WHAT THIS TASK INVOLVES →
Count up the lines in the following listing that hold the word "color", then give only that count.

########################################

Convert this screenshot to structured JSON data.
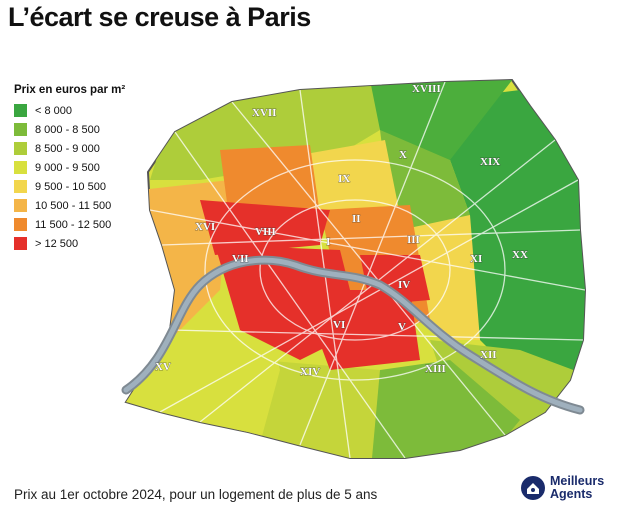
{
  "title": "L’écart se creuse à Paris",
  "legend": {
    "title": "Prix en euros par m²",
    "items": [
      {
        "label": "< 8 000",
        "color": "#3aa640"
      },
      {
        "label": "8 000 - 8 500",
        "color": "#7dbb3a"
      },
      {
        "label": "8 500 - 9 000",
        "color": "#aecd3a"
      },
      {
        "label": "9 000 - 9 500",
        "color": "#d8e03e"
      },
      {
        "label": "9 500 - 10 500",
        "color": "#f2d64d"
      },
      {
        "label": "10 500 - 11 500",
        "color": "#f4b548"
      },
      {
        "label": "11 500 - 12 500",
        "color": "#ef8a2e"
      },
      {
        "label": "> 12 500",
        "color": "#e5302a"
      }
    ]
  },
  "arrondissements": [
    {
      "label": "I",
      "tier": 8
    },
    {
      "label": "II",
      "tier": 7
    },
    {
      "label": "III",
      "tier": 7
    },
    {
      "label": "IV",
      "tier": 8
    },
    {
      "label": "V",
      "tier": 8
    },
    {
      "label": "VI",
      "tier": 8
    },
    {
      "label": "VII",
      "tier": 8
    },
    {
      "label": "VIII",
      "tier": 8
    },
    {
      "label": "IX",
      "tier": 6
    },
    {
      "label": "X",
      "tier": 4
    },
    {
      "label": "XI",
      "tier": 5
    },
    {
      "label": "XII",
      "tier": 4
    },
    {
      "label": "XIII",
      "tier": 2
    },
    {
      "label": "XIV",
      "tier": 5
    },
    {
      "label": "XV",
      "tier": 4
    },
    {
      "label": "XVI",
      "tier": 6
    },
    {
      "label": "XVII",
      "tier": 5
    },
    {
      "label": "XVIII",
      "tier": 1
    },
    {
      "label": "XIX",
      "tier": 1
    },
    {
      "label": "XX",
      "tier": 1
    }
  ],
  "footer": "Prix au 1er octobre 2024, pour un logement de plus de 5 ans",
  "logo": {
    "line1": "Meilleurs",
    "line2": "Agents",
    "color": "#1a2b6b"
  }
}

########################################

COMPLETE RESPONSE →
9